REQUIREMENT:
Copy all of the material below exactly.

ENTRIES SUPPLIED:

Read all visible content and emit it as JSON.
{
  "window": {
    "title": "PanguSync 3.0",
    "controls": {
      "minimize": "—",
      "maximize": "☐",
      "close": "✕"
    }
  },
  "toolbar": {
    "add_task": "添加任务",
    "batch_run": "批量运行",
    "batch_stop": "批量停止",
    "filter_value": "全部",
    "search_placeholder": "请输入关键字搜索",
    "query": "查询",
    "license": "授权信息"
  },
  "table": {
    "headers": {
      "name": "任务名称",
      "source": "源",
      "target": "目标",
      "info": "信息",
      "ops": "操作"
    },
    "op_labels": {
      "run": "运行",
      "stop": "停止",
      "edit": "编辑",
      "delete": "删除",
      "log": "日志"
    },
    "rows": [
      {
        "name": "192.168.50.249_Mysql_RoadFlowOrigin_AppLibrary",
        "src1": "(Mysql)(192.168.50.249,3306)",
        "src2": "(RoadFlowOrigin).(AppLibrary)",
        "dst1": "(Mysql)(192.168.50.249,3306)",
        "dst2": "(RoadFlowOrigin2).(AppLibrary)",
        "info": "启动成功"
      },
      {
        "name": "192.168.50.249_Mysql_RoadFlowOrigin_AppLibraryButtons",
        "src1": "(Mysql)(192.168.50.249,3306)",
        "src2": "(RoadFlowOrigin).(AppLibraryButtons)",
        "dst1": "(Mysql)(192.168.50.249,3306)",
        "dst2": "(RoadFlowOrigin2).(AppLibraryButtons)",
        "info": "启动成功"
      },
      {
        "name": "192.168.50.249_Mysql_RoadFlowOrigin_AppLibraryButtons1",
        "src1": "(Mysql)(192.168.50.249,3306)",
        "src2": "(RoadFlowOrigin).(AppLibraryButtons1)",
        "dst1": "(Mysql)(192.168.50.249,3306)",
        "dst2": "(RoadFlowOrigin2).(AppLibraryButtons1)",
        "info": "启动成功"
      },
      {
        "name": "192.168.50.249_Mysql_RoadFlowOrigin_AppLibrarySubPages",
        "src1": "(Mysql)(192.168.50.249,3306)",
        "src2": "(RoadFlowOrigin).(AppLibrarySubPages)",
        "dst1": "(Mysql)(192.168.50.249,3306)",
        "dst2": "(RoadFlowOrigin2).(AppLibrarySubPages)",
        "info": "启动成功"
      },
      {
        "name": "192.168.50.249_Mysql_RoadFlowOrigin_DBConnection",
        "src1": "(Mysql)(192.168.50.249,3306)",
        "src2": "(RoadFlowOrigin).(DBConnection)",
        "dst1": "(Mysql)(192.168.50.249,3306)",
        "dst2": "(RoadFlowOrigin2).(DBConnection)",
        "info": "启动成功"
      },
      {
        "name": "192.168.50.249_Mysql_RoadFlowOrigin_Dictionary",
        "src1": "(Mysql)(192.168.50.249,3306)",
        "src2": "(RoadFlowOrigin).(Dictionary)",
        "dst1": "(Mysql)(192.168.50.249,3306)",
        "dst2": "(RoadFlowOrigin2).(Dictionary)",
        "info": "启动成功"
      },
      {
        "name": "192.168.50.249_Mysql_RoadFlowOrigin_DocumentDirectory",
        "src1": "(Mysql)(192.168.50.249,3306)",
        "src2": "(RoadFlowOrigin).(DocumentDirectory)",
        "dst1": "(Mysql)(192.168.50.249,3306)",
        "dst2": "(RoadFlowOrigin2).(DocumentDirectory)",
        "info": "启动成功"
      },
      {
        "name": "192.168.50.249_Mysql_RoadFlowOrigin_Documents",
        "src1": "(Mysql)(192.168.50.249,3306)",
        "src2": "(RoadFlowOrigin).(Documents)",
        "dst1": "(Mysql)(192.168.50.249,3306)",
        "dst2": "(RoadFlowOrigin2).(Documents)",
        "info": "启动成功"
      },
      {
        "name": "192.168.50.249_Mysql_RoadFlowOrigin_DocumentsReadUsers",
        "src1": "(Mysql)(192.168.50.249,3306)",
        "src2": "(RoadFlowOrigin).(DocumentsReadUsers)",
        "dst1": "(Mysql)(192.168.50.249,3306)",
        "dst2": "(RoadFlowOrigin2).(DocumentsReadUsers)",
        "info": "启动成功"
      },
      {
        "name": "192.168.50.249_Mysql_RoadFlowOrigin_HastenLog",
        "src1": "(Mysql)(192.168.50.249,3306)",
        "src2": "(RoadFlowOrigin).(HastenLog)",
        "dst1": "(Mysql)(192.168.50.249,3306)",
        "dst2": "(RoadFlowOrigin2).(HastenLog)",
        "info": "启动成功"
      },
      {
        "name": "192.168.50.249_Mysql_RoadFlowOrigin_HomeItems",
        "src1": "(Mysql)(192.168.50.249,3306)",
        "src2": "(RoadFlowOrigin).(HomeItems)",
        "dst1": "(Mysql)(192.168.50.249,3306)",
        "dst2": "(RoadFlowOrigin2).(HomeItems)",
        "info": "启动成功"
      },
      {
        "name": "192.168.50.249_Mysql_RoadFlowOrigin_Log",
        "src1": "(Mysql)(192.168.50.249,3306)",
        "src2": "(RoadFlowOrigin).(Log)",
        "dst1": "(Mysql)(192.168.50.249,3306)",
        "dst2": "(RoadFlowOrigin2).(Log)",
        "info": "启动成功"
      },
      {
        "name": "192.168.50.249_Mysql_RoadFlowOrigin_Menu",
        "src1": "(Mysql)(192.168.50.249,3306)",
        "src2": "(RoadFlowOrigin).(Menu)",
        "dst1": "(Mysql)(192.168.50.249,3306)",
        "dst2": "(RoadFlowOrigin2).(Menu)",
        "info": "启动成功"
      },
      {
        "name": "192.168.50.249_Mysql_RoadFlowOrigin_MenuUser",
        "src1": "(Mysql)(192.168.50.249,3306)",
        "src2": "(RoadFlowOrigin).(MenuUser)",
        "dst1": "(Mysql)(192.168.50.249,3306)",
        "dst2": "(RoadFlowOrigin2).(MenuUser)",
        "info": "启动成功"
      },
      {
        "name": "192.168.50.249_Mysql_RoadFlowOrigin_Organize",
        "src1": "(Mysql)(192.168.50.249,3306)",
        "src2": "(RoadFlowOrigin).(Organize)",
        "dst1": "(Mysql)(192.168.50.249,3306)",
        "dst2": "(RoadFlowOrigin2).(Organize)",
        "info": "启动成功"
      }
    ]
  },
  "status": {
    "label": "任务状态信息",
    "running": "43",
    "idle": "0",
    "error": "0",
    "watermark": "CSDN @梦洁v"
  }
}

SOLUTION:
Read all visible content and emit it as JSON.
{
  "window": {
    "title": "PanguSync 3.0",
    "controls": {
      "minimize": "—",
      "maximize": "☐",
      "close": "✕"
    }
  },
  "toolbar": {
    "add_task": "添加任务",
    "batch_run": "批量运行",
    "batch_stop": "批量停止",
    "filter_value": "全部",
    "search_placeholder": "请输入关键字搜索",
    "query": "查询",
    "license": "授权信息"
  },
  "table": {
    "headers": {
      "name": "任务名称",
      "source": "源",
      "target": "目标",
      "info": "信息",
      "ops": "操作"
    },
    "op_labels": {
      "run": "运行",
      "stop": "停止",
      "edit": "编辑",
      "delete": "删除",
      "log": "日志"
    },
    "rows": [
      {
        "name": "192.168.50.249_Mysql_RoadFlowOrigin_AppLibrary",
        "src1": "(Mysql)(192.168.50.249,3306)",
        "src2": "(RoadFlowOrigin).(AppLibrary)",
        "dst1": "(Mysql)(192.168.50.249,3306)",
        "dst2": "(RoadFlowOrigin2).(AppLibrary)",
        "info": "启动成功"
      },
      {
        "name": "192.168.50.249_Mysql_RoadFlowOrigin_AppLibraryButtons",
        "src1": "(Mysql)(192.168.50.249,3306)",
        "src2": "(RoadFlowOrigin).(AppLibraryButtons)",
        "dst1": "(Mysql)(192.168.50.249,3306)",
        "dst2": "(RoadFlowOrigin2).(AppLibraryButtons)",
        "info": "启动成功"
      },
      {
        "name": "192.168.50.249_Mysql_RoadFlowOrigin_AppLibraryButtons1",
        "src1": "(Mysql)(192.168.50.249,3306)",
        "src2": "(RoadFlowOrigin).(AppLibraryButtons1)",
        "dst1": "(Mysql)(192.168.50.249,3306)",
        "dst2": "(RoadFlowOrigin2).(AppLibraryButtons1)",
        "info": "启动成功"
      },
      {
        "name": "192.168.50.249_Mysql_RoadFlowOrigin_AppLibrarySubPages",
        "src1": "(Mysql)(192.168.50.249,3306)",
        "src2": "(RoadFlowOrigin).(AppLibrarySubPages)",
        "dst1": "(Mysql)(192.168.50.249,3306)",
        "dst2": "(RoadFlowOrigin2).(AppLibrarySubPages)",
        "info": "启动成功"
      },
      {
        "name": "192.168.50.249_Mysql_RoadFlowOrigin_DBConnection",
        "src1": "(Mysql)(192.168.50.249,3306)",
        "src2": "(RoadFlowOrigin).(DBConnection)",
        "dst1": "(Mysql)(192.168.50.249,3306)",
        "dst2": "(RoadFlowOrigin2).(DBConnection)",
        "info": "启动成功"
      },
      {
        "name": "192.168.50.249_Mysql_RoadFlowOrigin_Dictionary",
        "src1": "(Mysql)(192.168.50.249,3306)",
        "src2": "(RoadFlowOrigin).(Dictionary)",
        "dst1": "(Mysql)(192.168.50.249,3306)",
        "dst2": "(RoadFlowOrigin2).(Dictionary)",
        "info": "启动成功"
      },
      {
        "name": "192.168.50.249_Mysql_RoadFlowOrigin_DocumentDirectory",
        "src1": "(Mysql)(192.168.50.249,3306)",
        "src2": "(RoadFlowOrigin).(DocumentDirectory)",
        "dst1": "(Mysql)(192.168.50.249,3306)",
        "dst2": "(RoadFlowOrigin2).(DocumentDirectory)",
        "info": "启动成功"
      },
      {
        "name": "192.168.50.249_Mysql_RoadFlowOrigin_Documents",
        "src1": "(Mysql)(192.168.50.249,3306)",
        "src2": "(RoadFlowOrigin).(Documents)",
        "dst1": "(Mysql)(192.168.50.249,3306)",
        "dst2": "(RoadFlowOrigin2).(Documents)",
        "info": "启动成功"
      },
      {
        "name": "192.168.50.249_Mysql_RoadFlowOrigin_DocumentsReadUsers",
        "src1": "(Mysql)(192.168.50.249,3306)",
        "src2": "(RoadFlowOrigin).(DocumentsReadUsers)",
        "dst1": "(Mysql)(192.168.50.249,3306)",
        "dst2": "(RoadFlowOrigin2).(DocumentsReadUsers)",
        "info": "启动成功"
      },
      {
        "name": "192.168.50.249_Mysql_RoadFlowOrigin_HastenLog",
        "src1": "(Mysql)(192.168.50.249,3306)",
        "src2": "(RoadFlowOrigin).(HastenLog)",
        "dst1": "(Mysql)(192.168.50.249,3306)",
        "dst2": "(RoadFlowOrigin2).(HastenLog)",
        "info": "启动成功"
      },
      {
        "name": "192.168.50.249_Mysql_RoadFlowOrigin_HomeItems",
        "src1": "(Mysql)(192.168.50.249,3306)",
        "src2": "(RoadFlowOrigin).(HomeItems)",
        "dst1": "(Mysql)(192.168.50.249,3306)",
        "dst2": "(RoadFlowOrigin2).(HomeItems)",
        "info": "启动成功"
      },
      {
        "name": "192.168.50.249_Mysql_RoadFlowOrigin_Log",
        "src1": "(Mysql)(192.168.50.249,3306)",
        "src2": "(RoadFlowOrigin).(Log)",
        "dst1": "(Mysql)(192.168.50.249,3306)",
        "dst2": "(RoadFlowOrigin2).(Log)",
        "info": "启动成功"
      },
      {
        "name": "192.168.50.249_Mysql_RoadFlowOrigin_Menu",
        "src1": "(Mysql)(192.168.50.249,3306)",
        "src2": "(RoadFlowOrigin).(Menu)",
        "dst1": "(Mysql)(192.168.50.249,3306)",
        "dst2": "(RoadFlowOrigin2).(Menu)",
        "info": "启动成功"
      },
      {
        "name": "192.168.50.249_Mysql_RoadFlowOrigin_MenuUser",
        "src1": "(Mysql)(192.168.50.249,3306)",
        "src2": "(RoadFlowOrigin).(MenuUser)",
        "dst1": "(Mysql)(192.168.50.249,3306)",
        "dst2": "(RoadFlowOrigin2).(MenuUser)",
        "info": "启动成功"
      },
      {
        "name": "192.168.50.249_Mysql_RoadFlowOrigin_Organize",
        "src1": "(Mysql)(192.168.50.249,3306)",
        "src2": "(RoadFlowOrigin).(Organize)",
        "dst1": "(Mysql)(192.168.50.249,3306)",
        "dst2": "(RoadFlowOrigin2).(Organize)",
        "info": "启动成功"
      }
    ]
  },
  "status": {
    "label": "任务状态信息",
    "running": "43",
    "idle": "0",
    "error": "0",
    "watermark": "CSDN @梦洁v"
  }
}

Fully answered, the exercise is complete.